- [Passage to read]:
— BEGIN —
Adds some implicit/automatic categories to the category table.

The following implicit categories are added:

unknown: Variables which are not present in the variable
table - this comprises non-UKB variables, or new UKB variables which are not described by the internal FUNPACK variable information in funpack/schema/.

uncategorised: Variables which are not present in any other
category.

Parameters:

cattable – The category table.
unknown – Sequence of Column objects representing variables to add to an “unknown” category.
uncat – Sequence of Column objects representing variables to add to an “uncategorised” category.

funpack.loadtables.addNewVariable(vartable: DataFrame, vid: int, name: str, dtype: dtype | None = None, instancing: int | None = None)[source]

Add a new row to the variable table.

The instancing argument defines the meaning of the Column.visit field for columns associated with this variable. The default value is 2, meaning that this variable may be associated with columns corresponding to measurements acquired at different UK BioBank assessments and imaging visits. See https://biobank.ctsu.ox.ac.uk/crystal/schema.cgi?id=9 and https://biobank.ctsu.ox.ac.uk/crystal/schema.cgi?id=10 for more details.

Note

If an entry for the specified vid already exists in vartable, the name, dtype and instancing arguments are ignored and the existing information in vartable will take precedence.

Parameters:

vartable – The variable table
vid – Integer variable ID
name – Variable name - used as the description
dtype – numpy data type. If None, the variable type is set to util.CTYPES.unknown.
instancing – Instancing code for the new variable - defaults to 2

funpack.loadtables.categoryVariables(cattable: DataFrame, categories: Sequence[int | str]) → List[int][source]

Returns a list of variable IDs from cattable which correspond to the strings in categories.

Parameters:

cattable – The category table.
categories – Sequence of integer category IDs or label sub-strings specifying the categories to return.

Returns:

A list of variable IDs.
— END —
- [Objective 1]:
Answer these questions from the FUNPACK documentation excerpt.
(a) What default value does the instancing argument of addNewVariable have?
(b) When dtype is None, what is the variable type set to?
(c) Which variables make up the implicit "uncategorised" category?

(A block of data)
— BEGIN —
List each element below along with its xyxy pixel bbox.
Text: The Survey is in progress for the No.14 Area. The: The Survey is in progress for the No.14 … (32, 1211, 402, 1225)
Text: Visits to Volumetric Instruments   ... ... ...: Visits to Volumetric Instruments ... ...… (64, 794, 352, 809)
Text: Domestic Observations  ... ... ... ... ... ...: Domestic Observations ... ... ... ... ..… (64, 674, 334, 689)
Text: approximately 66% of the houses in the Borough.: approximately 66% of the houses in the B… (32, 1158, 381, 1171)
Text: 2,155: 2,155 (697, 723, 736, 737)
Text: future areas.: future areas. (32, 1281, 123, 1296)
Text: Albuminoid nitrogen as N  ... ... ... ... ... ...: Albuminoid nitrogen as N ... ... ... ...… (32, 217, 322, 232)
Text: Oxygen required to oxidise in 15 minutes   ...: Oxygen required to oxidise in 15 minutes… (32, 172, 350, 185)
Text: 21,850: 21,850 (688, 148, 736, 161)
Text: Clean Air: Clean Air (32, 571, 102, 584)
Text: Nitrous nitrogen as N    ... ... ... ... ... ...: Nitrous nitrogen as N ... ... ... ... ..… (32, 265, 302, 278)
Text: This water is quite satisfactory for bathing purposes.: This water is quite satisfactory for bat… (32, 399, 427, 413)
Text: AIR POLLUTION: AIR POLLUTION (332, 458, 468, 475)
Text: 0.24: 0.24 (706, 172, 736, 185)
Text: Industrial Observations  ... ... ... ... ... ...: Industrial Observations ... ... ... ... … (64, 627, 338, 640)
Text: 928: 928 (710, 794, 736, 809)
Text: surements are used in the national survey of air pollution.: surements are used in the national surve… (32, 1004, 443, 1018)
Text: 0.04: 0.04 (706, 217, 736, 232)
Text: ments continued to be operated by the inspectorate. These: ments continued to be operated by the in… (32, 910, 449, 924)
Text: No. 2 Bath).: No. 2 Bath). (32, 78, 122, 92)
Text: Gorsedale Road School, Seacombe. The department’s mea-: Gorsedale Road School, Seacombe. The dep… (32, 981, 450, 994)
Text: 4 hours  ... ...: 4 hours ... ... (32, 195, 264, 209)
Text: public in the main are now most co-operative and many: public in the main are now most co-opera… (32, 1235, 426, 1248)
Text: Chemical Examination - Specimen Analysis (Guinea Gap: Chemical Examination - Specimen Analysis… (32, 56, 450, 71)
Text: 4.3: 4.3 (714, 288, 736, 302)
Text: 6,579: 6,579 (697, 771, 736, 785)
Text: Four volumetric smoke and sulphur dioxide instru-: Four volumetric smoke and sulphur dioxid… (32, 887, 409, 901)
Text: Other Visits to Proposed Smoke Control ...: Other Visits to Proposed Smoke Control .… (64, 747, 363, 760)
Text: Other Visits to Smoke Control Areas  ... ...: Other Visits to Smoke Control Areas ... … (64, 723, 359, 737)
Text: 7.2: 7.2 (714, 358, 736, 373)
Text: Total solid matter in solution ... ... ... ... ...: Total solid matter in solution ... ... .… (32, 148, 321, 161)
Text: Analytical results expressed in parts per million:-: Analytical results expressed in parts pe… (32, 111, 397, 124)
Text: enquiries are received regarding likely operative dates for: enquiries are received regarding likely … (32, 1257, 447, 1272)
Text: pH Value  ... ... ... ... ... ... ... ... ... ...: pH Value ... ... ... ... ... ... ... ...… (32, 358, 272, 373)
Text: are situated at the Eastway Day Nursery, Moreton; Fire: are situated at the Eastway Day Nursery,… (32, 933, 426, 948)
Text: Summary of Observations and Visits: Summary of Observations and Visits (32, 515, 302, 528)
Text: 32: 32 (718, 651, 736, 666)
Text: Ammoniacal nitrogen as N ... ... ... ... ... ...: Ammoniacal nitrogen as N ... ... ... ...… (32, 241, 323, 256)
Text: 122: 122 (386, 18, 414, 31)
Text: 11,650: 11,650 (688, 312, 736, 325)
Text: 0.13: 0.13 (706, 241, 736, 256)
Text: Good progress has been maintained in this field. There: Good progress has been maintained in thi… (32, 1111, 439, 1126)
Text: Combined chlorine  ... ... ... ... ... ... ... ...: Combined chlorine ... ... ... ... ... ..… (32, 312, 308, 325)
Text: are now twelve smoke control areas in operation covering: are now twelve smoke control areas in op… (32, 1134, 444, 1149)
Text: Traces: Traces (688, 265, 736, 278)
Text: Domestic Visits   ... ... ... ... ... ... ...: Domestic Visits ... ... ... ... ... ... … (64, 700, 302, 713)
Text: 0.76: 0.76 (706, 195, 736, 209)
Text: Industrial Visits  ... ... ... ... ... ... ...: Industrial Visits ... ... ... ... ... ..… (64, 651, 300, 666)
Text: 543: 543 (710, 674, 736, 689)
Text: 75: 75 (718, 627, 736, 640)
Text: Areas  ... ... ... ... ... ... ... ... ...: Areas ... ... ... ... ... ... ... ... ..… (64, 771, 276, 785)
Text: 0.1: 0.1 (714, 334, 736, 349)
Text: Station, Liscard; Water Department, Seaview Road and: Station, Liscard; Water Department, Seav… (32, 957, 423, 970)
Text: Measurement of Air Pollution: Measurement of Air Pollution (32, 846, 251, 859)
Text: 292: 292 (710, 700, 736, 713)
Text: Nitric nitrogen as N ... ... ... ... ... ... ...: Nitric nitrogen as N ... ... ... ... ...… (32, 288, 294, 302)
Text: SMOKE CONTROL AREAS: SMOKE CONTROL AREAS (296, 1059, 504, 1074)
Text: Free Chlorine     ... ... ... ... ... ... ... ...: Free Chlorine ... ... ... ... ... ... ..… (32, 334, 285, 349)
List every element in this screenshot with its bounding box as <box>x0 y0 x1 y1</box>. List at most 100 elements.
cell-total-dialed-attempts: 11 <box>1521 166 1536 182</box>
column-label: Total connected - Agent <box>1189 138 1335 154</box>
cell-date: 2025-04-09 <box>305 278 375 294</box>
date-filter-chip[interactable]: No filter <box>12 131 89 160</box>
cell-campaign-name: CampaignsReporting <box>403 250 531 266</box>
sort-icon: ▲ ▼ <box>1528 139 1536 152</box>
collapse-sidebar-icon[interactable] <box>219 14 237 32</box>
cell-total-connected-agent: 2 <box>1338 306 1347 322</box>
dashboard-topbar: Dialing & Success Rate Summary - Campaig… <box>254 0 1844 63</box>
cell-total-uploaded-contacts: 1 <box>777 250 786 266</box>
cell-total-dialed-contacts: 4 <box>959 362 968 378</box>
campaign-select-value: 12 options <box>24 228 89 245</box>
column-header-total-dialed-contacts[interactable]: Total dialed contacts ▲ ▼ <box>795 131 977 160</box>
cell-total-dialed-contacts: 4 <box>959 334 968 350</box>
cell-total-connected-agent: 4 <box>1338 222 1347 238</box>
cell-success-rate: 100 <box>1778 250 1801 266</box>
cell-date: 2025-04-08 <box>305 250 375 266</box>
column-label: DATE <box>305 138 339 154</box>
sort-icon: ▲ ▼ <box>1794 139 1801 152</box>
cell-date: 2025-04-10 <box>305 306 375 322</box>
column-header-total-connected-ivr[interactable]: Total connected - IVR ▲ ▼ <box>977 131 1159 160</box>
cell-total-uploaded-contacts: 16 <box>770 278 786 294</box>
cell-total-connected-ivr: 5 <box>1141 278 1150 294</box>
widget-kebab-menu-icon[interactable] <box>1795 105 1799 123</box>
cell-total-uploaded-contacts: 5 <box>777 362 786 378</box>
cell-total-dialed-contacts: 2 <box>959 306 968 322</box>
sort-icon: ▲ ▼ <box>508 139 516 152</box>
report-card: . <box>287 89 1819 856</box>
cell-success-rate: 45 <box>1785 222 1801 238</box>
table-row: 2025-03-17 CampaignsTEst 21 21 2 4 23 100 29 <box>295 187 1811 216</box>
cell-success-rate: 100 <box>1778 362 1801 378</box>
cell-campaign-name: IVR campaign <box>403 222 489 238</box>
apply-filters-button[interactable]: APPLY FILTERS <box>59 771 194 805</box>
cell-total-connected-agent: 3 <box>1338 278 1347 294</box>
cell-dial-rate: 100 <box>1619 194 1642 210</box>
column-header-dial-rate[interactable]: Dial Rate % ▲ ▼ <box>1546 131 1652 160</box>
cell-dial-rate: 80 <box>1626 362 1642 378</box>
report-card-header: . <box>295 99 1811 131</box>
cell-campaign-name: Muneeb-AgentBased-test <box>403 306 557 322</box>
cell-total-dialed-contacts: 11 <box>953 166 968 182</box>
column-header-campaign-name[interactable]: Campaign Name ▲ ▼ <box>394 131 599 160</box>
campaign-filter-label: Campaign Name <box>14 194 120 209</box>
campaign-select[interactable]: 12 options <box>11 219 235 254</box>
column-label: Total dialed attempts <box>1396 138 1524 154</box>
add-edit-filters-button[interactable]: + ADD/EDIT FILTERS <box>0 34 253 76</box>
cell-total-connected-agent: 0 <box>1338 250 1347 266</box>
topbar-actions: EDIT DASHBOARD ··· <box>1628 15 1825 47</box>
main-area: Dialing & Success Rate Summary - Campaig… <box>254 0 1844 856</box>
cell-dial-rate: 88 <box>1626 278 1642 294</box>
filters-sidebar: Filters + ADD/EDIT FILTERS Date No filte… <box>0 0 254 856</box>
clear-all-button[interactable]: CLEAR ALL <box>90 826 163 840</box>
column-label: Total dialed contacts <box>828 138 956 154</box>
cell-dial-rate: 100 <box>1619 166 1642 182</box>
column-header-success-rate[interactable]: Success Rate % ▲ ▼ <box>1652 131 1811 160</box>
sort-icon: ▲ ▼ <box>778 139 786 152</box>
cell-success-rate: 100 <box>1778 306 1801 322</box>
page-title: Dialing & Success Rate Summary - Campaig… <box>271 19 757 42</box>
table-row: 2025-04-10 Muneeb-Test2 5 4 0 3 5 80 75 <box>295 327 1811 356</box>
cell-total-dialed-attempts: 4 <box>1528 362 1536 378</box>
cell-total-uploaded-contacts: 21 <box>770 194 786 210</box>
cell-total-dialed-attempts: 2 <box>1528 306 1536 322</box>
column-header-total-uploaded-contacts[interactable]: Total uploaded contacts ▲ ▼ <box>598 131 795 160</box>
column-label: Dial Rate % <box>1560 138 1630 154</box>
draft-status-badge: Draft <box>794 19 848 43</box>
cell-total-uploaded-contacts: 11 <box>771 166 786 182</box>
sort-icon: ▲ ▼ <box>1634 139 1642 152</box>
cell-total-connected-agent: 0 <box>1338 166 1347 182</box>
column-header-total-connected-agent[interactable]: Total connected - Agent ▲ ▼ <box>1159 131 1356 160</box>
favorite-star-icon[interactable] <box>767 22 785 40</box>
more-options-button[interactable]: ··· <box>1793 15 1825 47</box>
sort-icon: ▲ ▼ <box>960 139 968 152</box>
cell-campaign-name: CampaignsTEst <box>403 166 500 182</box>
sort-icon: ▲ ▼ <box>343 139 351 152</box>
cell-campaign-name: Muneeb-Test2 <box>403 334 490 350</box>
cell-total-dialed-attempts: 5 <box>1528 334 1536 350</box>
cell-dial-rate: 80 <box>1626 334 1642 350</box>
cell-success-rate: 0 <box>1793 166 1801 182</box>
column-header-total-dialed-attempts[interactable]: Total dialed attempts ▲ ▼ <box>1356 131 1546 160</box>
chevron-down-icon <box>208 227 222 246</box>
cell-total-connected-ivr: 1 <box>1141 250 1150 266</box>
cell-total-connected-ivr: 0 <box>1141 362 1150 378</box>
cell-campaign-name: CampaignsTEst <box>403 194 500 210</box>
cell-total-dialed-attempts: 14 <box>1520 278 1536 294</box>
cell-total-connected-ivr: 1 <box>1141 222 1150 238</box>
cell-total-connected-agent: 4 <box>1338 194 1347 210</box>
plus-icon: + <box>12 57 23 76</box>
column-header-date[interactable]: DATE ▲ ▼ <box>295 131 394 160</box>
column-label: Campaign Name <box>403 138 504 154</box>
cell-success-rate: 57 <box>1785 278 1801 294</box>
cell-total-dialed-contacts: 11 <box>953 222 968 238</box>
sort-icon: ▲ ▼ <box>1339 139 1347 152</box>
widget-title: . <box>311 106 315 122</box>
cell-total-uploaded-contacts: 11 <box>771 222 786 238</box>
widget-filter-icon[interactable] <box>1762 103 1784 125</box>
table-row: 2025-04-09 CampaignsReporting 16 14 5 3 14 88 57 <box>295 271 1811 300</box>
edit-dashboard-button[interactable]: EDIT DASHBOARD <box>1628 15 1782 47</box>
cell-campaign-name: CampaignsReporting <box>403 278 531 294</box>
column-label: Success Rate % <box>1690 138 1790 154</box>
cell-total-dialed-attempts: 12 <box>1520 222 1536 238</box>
— END —
- [Objective 2]: Convert the records into a JSON list of strings, from the start of the records up to and including the line that contains "Text: Albuminoid nitrogen". Use one string per line and leave out blank lines.

- [Full answer 1]:
(a) 2
(b) util.CTYPES.unknown
(c) Variables which are not present in any other category.

- [Full answer 2]:
[
  "List each element below along with its xyxy pixel bbox.",
  "Text: The Survey is in progress for the No.14 Area. The: The Survey is in progress for the No.14 … (32, 1211, 402, 1225)",
  "Text: Visits to Volumetric Instruments   ... ... ...: Visits to Volumetric Instruments ... ...… (64, 794, 352, 809)",
  "Text: Domestic Observations  ... ... ... ... ... ...: Domestic Observations ... ... ... ... ..… (64, 674, 334, 689)",
  "Text: approximately 66% of the houses in the Borough.: approximately 66% of the houses in the B… (32, 1158, 381, 1171)",
  "Text: 2,155: 2,155 (697, 723, 736, 737)",
  "Text: future areas.: future areas. (32, 1281, 123, 1296)",
  "Text: Albuminoid nitrogen as N  ... ... ... ... ... ...: Albuminoid nitrogen as N ... ... ... ...… (32, 217, 322, 232)"
]